| EXERCISE OBJECTIVE |
Exactly as written, quote every line that follows, skipping the images.

| MATERIAL FOR THIS TASK |
========================

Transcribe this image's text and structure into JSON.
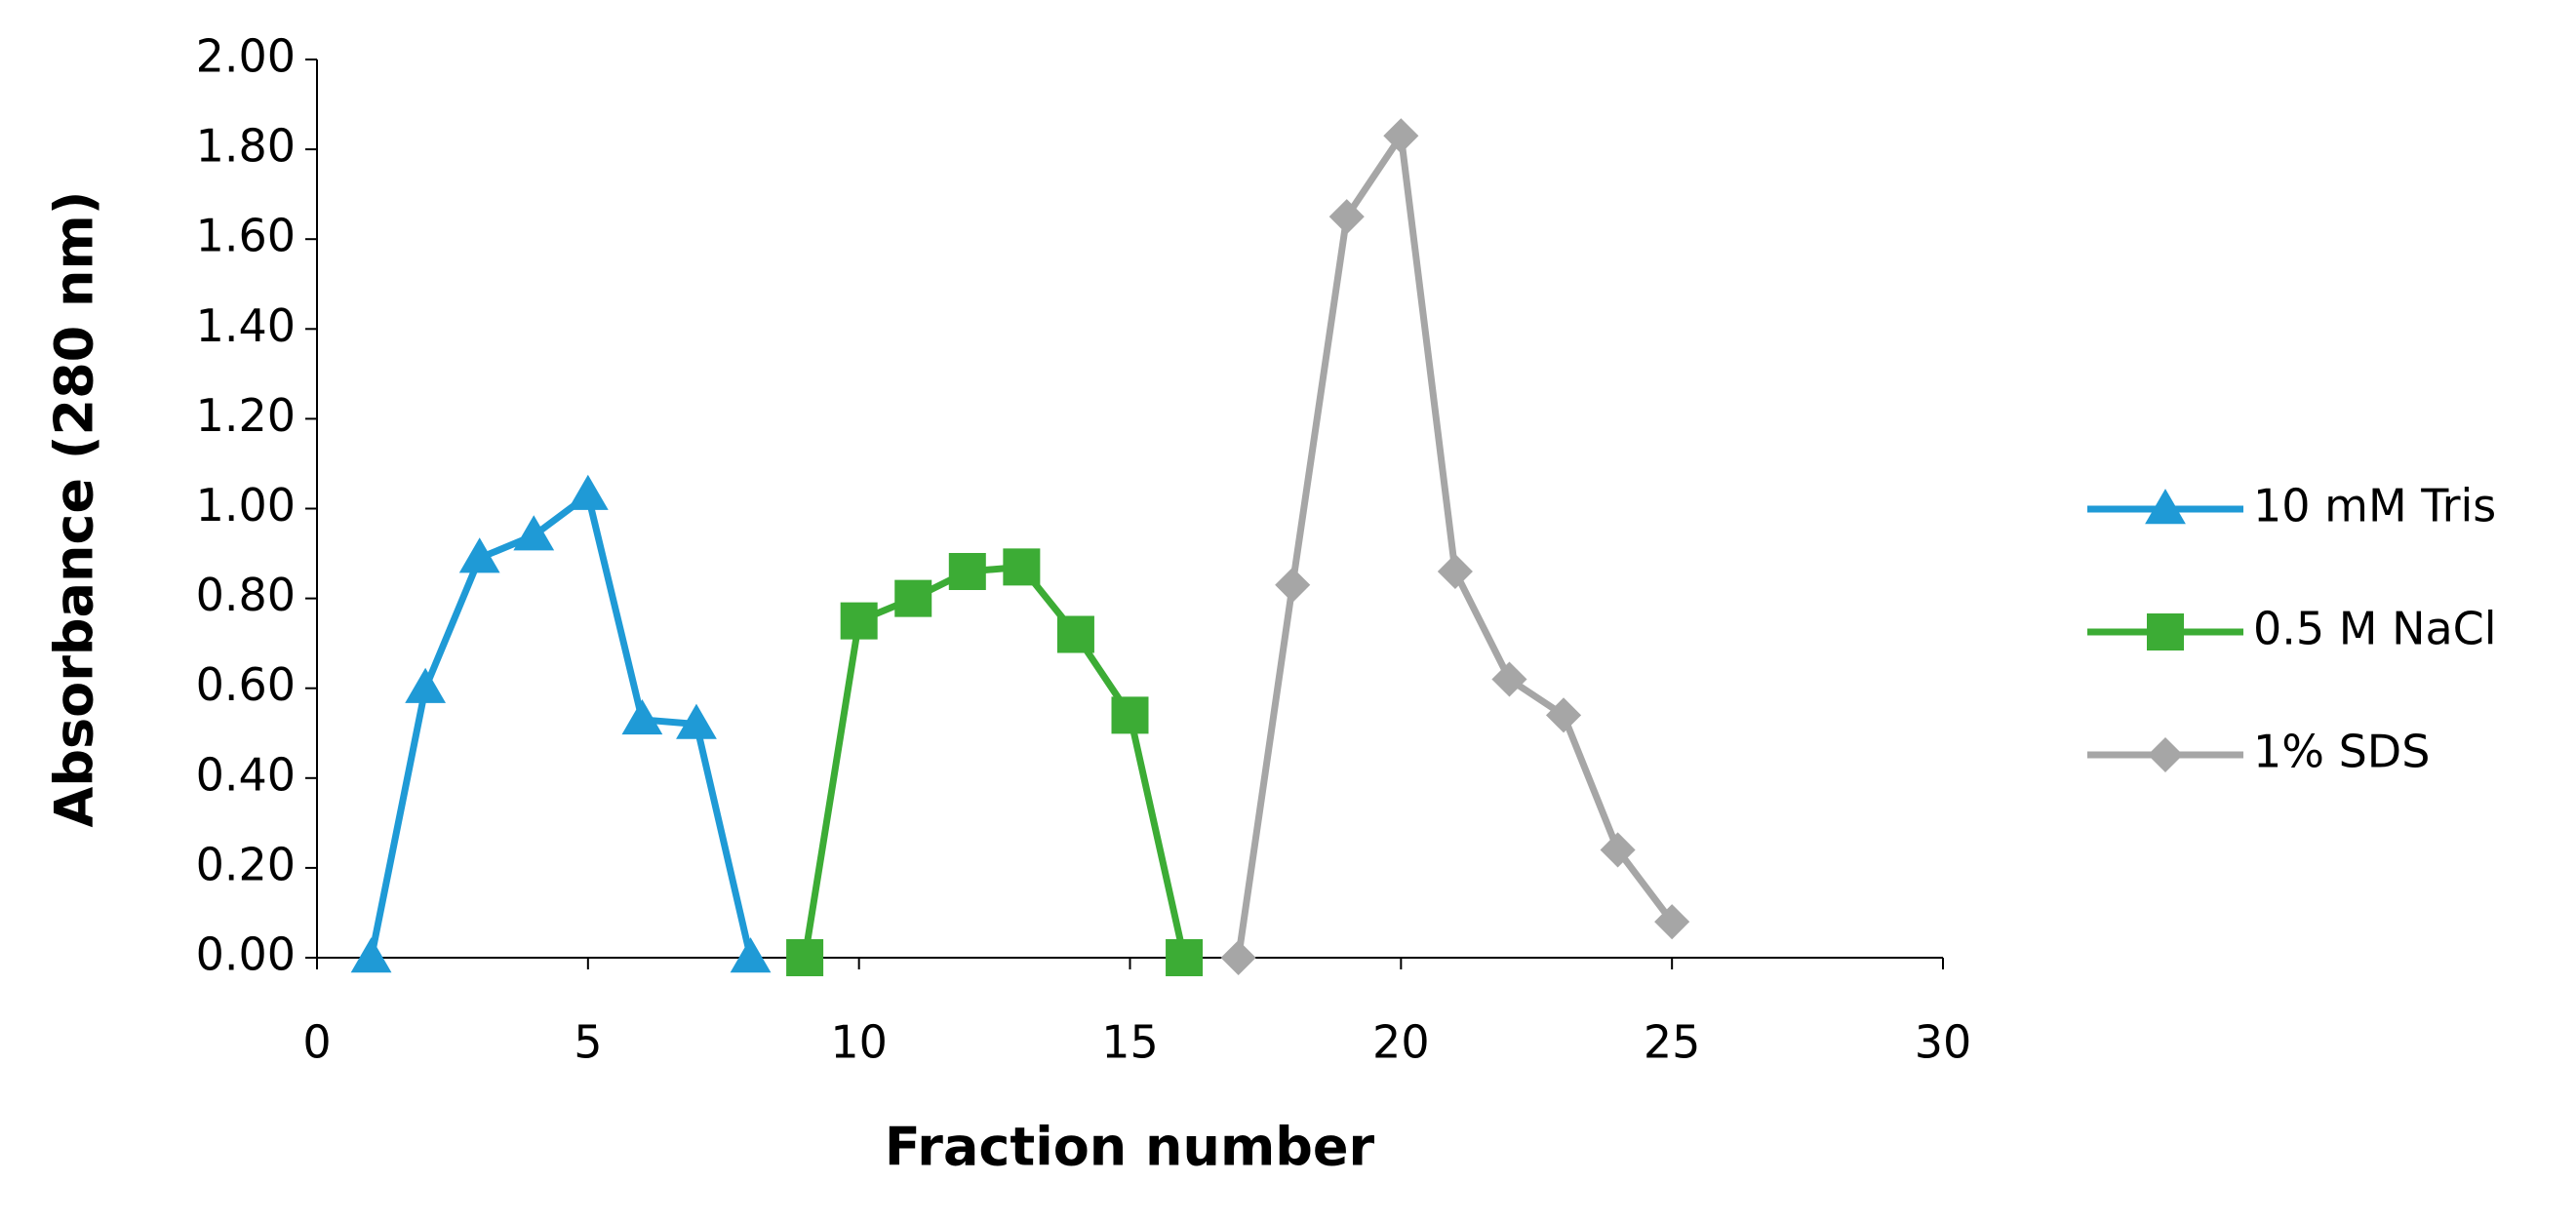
{
  "chart_data": {
    "type": "line",
    "x_label": "Fraction number",
    "y_label": "Absorbance (280 nm)",
    "xlim": [
      0,
      30
    ],
    "xticks": [
      0,
      5,
      10,
      15,
      20,
      25,
      30
    ],
    "ylim": [
      0,
      2
    ],
    "yticks": [
      {
        "value": 0,
        "label": "0.00"
      },
      {
        "value": 0.2,
        "label": "0.20"
      },
      {
        "value": 0.4,
        "label": "0.40"
      },
      {
        "value": 0.6,
        "label": "0.60"
      },
      {
        "value": 0.8,
        "label": "0.80"
      },
      {
        "value": 1,
        "label": "1.00"
      },
      {
        "value": 1.2,
        "label": "1.20"
      },
      {
        "value": 1.4,
        "label": "1.40"
      },
      {
        "value": 1.6,
        "label": "1.60"
      },
      {
        "value": 1.8,
        "label": "1.80"
      },
      {
        "value": 2,
        "label": "2.00"
      }
    ],
    "grid": false,
    "legend": "right",
    "series": [
      {
        "name": "10 mM Tris",
        "color": "#1f9ad6",
        "marker": "triangle",
        "x": [
          1,
          2,
          3,
          4,
          5,
          6,
          7,
          8
        ],
        "values": [
          0,
          0.6,
          0.89,
          0.94,
          1.03,
          0.53,
          0.52,
          0
        ]
      },
      {
        "name": "0.5 M NaCl",
        "color": "#3cac35",
        "marker": "square",
        "x": [
          9,
          10,
          11,
          12,
          13,
          14,
          15,
          16
        ],
        "values": [
          0,
          0.75,
          0.8,
          0.86,
          0.87,
          0.72,
          0.54,
          0
        ]
      },
      {
        "name": "1% SDS",
        "color": "#a6a6a6",
        "marker": "diamond",
        "x": [
          17,
          18,
          19,
          20,
          21,
          22,
          23,
          24,
          25
        ],
        "values": [
          0,
          0.83,
          1.65,
          1.83,
          0.86,
          0.62,
          0.54,
          0.24,
          0.08
        ]
      }
    ]
  }
}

========================

| IN RESPONSE |
Transcribe this image's text and structure into JSON.
{
  "chart_data": {
    "type": "line",
    "x_label": "Fraction number",
    "y_label": "Absorbance (280 nm)",
    "xlim": [
      0,
      30
    ],
    "xticks": [
      0,
      5,
      10,
      15,
      20,
      25,
      30
    ],
    "ylim": [
      0,
      2
    ],
    "yticks": [
      {
        "value": 0,
        "label": "0.00"
      },
      {
        "value": 0.2,
        "label": "0.20"
      },
      {
        "value": 0.4,
        "label": "0.40"
      },
      {
        "value": 0.6,
        "label": "0.60"
      },
      {
        "value": 0.8,
        "label": "0.80"
      },
      {
        "value": 1,
        "label": "1.00"
      },
      {
        "value": 1.2,
        "label": "1.20"
      },
      {
        "value": 1.4,
        "label": "1.40"
      },
      {
        "value": 1.6,
        "label": "1.60"
      },
      {
        "value": 1.8,
        "label": "1.80"
      },
      {
        "value": 2,
        "label": "2.00"
      }
    ],
    "grid": false,
    "legend": "right",
    "series": [
      {
        "name": "10 mM Tris",
        "color": "#1f9ad6",
        "marker": "triangle",
        "x": [
          1,
          2,
          3,
          4,
          5,
          6,
          7,
          8
        ],
        "values": [
          0,
          0.6,
          0.89,
          0.94,
          1.03,
          0.53,
          0.52,
          0
        ]
      },
      {
        "name": "0.5 M NaCl",
        "color": "#3cac35",
        "marker": "square",
        "x": [
          9,
          10,
          11,
          12,
          13,
          14,
          15,
          16
        ],
        "values": [
          0,
          0.75,
          0.8,
          0.86,
          0.87,
          0.72,
          0.54,
          0
        ]
      },
      {
        "name": "1% SDS",
        "color": "#a6a6a6",
        "marker": "diamond",
        "x": [
          17,
          18,
          19,
          20,
          21,
          22,
          23,
          24,
          25
        ],
        "values": [
          0,
          0.83,
          1.65,
          1.83,
          0.86,
          0.62,
          0.54,
          0.24,
          0.08
        ]
      }
    ]
  }
}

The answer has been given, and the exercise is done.